## Task instructions
Print the data exactly, leaving nothing out.

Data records
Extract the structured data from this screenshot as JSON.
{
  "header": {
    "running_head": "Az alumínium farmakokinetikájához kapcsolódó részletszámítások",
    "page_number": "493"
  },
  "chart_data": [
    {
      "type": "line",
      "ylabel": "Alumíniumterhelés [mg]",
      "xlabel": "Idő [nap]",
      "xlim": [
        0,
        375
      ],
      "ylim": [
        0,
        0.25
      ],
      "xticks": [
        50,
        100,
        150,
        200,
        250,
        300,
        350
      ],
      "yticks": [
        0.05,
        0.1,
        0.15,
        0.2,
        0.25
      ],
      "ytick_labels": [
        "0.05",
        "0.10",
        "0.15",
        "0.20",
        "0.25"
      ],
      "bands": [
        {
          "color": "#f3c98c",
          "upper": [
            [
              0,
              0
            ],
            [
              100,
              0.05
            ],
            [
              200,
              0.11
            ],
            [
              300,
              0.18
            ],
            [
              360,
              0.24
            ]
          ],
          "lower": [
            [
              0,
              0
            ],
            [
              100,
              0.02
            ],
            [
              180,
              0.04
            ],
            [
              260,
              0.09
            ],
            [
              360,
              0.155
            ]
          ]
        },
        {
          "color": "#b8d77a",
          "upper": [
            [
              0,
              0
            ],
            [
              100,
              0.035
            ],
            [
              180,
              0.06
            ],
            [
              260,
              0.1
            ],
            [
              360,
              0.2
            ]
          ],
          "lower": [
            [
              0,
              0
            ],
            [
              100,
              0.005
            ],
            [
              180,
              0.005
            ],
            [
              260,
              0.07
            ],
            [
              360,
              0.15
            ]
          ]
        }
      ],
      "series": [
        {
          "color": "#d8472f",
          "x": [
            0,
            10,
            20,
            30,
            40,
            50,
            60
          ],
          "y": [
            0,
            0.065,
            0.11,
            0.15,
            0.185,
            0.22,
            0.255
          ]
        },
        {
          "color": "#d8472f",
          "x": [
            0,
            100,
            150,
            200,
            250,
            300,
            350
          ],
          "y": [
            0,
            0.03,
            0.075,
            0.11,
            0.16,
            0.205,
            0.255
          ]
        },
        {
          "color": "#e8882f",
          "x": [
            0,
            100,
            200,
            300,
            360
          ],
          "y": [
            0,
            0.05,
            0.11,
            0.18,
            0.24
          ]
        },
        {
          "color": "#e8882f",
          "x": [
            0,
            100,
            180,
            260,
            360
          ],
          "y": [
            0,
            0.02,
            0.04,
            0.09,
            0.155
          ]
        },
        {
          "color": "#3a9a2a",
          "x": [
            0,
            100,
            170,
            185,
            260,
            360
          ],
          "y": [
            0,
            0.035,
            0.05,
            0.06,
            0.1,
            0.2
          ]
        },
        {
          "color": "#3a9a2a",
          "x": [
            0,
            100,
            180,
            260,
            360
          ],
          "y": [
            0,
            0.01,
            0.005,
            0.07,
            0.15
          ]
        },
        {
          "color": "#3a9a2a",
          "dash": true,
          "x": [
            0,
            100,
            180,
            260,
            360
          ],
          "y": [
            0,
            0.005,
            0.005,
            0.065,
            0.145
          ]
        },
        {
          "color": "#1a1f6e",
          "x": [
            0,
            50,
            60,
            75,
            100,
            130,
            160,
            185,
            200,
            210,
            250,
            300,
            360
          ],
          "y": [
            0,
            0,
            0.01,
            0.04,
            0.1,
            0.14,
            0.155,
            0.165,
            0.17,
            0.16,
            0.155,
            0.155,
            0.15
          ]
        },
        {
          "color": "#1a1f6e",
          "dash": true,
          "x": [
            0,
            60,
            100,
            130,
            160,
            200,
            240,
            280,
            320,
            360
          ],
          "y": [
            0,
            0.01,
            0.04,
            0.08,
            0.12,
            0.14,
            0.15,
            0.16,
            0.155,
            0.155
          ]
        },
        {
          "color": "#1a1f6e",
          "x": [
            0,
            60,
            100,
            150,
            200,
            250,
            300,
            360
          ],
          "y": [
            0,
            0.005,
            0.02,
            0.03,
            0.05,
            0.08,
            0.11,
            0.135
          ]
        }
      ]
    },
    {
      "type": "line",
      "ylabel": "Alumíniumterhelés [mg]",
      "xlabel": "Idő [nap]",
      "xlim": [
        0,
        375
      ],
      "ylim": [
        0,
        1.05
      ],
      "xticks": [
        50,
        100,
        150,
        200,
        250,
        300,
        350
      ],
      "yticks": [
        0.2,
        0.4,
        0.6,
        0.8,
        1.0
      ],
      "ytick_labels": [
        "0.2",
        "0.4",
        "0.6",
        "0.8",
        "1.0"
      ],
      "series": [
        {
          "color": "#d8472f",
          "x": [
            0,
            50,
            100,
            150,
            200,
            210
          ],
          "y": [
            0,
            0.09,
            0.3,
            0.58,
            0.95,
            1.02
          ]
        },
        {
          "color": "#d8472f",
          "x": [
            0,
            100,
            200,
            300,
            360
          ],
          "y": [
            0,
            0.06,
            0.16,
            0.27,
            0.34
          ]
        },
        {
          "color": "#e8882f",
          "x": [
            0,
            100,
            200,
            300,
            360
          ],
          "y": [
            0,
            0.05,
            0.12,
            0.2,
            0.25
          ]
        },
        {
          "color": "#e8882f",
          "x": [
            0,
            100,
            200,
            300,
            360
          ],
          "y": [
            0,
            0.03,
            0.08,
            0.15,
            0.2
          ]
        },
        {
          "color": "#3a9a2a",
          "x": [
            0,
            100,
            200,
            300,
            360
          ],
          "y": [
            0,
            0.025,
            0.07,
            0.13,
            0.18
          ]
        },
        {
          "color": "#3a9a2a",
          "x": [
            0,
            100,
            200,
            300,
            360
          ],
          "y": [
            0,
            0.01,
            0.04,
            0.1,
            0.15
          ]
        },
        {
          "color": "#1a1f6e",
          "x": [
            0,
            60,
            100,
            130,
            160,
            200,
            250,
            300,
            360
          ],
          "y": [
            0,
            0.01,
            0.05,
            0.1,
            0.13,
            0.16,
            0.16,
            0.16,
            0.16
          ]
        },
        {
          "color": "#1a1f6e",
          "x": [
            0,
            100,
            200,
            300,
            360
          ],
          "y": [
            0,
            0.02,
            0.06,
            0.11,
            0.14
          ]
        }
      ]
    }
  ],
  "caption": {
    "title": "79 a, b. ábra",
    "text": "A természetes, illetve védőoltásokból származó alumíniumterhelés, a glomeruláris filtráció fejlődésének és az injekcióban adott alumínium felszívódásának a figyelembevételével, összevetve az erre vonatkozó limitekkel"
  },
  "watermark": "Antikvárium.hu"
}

## Output below
Extract the structured data from this screenshot as JSON.
{
  "header": {
    "running_head": "Az alumínium farmakokinetikájához kapcsolódó részletszámítások",
    "page_number": "493"
  },
  "chart_data": [
    {
      "type": "line",
      "ylabel": "Alumíniumterhelés [mg]",
      "xlabel": "Idő [nap]",
      "xlim": [
        0,
        375
      ],
      "ylim": [
        0,
        0.25
      ],
      "xticks": [
        50,
        100,
        150,
        200,
        250,
        300,
        350
      ],
      "yticks": [
        0.05,
        0.1,
        0.15,
        0.2,
        0.25
      ],
      "ytick_labels": [
        "0.05",
        "0.10",
        "0.15",
        "0.20",
        "0.25"
      ],
      "bands": [
        {
          "color": "#f3c98c",
          "upper": [
            [
              0,
              0
            ],
            [
              100,
              0.05
            ],
            [
              200,
              0.11
            ],
            [
              300,
              0.18
            ],
            [
              360,
              0.24
            ]
          ],
          "lower": [
            [
              0,
              0
            ],
            [
              100,
              0.02
            ],
            [
              180,
              0.04
            ],
            [
              260,
              0.09
            ],
            [
              360,
              0.155
            ]
          ]
        },
        {
          "color": "#b8d77a",
          "upper": [
            [
              0,
              0
            ],
            [
              100,
              0.035
            ],
            [
              180,
              0.06
            ],
            [
              260,
              0.1
            ],
            [
              360,
              0.2
            ]
          ],
          "lower": [
            [
              0,
              0
            ],
            [
              100,
              0.005
            ],
            [
              180,
              0.005
            ],
            [
              260,
              0.07
            ],
            [
              360,
              0.15
            ]
          ]
        }
      ],
      "series": [
        {
          "color": "#d8472f",
          "x": [
            0,
            10,
            20,
            30,
            40,
            50,
            60
          ],
          "y": [
            0,
            0.065,
            0.11,
            0.15,
            0.185,
            0.22,
            0.255
          ]
        },
        {
          "color": "#d8472f",
          "x": [
            0,
            100,
            150,
            200,
            250,
            300,
            350
          ],
          "y": [
            0,
            0.03,
            0.075,
            0.11,
            0.16,
            0.205,
            0.255
          ]
        },
        {
          "color": "#e8882f",
          "x": [
            0,
            100,
            200,
            300,
            360
          ],
          "y": [
            0,
            0.05,
            0.11,
            0.18,
            0.24
          ]
        },
        {
          "color": "#e8882f",
          "x": [
            0,
            100,
            180,
            260,
            360
          ],
          "y": [
            0,
            0.02,
            0.04,
            0.09,
            0.155
          ]
        },
        {
          "color": "#3a9a2a",
          "x": [
            0,
            100,
            170,
            185,
            260,
            360
          ],
          "y": [
            0,
            0.035,
            0.05,
            0.06,
            0.1,
            0.2
          ]
        },
        {
          "color": "#3a9a2a",
          "x": [
            0,
            100,
            180,
            260,
            360
          ],
          "y": [
            0,
            0.01,
            0.005,
            0.07,
            0.15
          ]
        },
        {
          "color": "#3a9a2a",
          "dash": true,
          "x": [
            0,
            100,
            180,
            260,
            360
          ],
          "y": [
            0,
            0.005,
            0.005,
            0.065,
            0.145
          ]
        },
        {
          "color": "#1a1f6e",
          "x": [
            0,
            50,
            60,
            75,
            100,
            130,
            160,
            185,
            200,
            210,
            250,
            300,
            360
          ],
          "y": [
            0,
            0,
            0.01,
            0.04,
            0.1,
            0.14,
            0.155,
            0.165,
            0.17,
            0.16,
            0.155,
            0.155,
            0.15
          ]
        },
        {
          "color": "#1a1f6e",
          "dash": true,
          "x": [
            0,
            60,
            100,
            130,
            160,
            200,
            240,
            280,
            320,
            360
          ],
          "y": [
            0,
            0.01,
            0.04,
            0.08,
            0.12,
            0.14,
            0.15,
            0.16,
            0.155,
            0.155
          ]
        },
        {
          "color": "#1a1f6e",
          "x": [
            0,
            60,
            100,
            150,
            200,
            250,
            300,
            360
          ],
          "y": [
            0,
            0.005,
            0.02,
            0.03,
            0.05,
            0.08,
            0.11,
            0.135
          ]
        }
      ]
    },
    {
      "type": "line",
      "ylabel": "Alumíniumterhelés [mg]",
      "xlabel": "Idő [nap]",
      "xlim": [
        0,
        375
      ],
      "ylim": [
        0,
        1.05
      ],
      "xticks": [
        50,
        100,
        150,
        200,
        250,
        300,
        350
      ],
      "yticks": [
        0.2,
        0.4,
        0.6,
        0.8,
        1.0
      ],
      "ytick_labels": [
        "0.2",
        "0.4",
        "0.6",
        "0.8",
        "1.0"
      ],
      "series": [
        {
          "color": "#d8472f",
          "x": [
            0,
            50,
            100,
            150,
            200,
            210
          ],
          "y": [
            0,
            0.09,
            0.3,
            0.58,
            0.95,
            1.02
          ]
        },
        {
          "color": "#d8472f",
          "x": [
            0,
            100,
            200,
            300,
            360
          ],
          "y": [
            0,
            0.06,
            0.16,
            0.27,
            0.34
          ]
        },
        {
          "color": "#e8882f",
          "x": [
            0,
            100,
            200,
            300,
            360
          ],
          "y": [
            0,
            0.05,
            0.12,
            0.2,
            0.25
          ]
        },
        {
          "color": "#e8882f",
          "x": [
            0,
            100,
            200,
            300,
            360
          ],
          "y": [
            0,
            0.03,
            0.08,
            0.15,
            0.2
          ]
        },
        {
          "color": "#3a9a2a",
          "x": [
            0,
            100,
            200,
            300,
            360
          ],
          "y": [
            0,
            0.025,
            0.07,
            0.13,
            0.18
          ]
        },
        {
          "color": "#3a9a2a",
          "x": [
            0,
            100,
            200,
            300,
            360
          ],
          "y": [
            0,
            0.01,
            0.04,
            0.1,
            0.15
          ]
        },
        {
          "color": "#1a1f6e",
          "x": [
            0,
            60,
            100,
            130,
            160,
            200,
            250,
            300,
            360
          ],
          "y": [
            0,
            0.01,
            0.05,
            0.1,
            0.13,
            0.16,
            0.16,
            0.16,
            0.16
          ]
        },
        {
          "color": "#1a1f6e",
          "x": [
            0,
            100,
            200,
            300,
            360
          ],
          "y": [
            0,
            0.02,
            0.06,
            0.11,
            0.14
          ]
        }
      ]
    }
  ],
  "caption": {
    "title": "79 a, b. ábra",
    "text": "A természetes, illetve védőoltásokból származó alumíniumterhelés, a glomeruláris filtráció fejlődésének és az injekcióban adott alumínium felszívódásának a figyelembevételével, összevetve az erre vonatkozó limitekkel"
  },
  "watermark": "Antikvárium.hu"
}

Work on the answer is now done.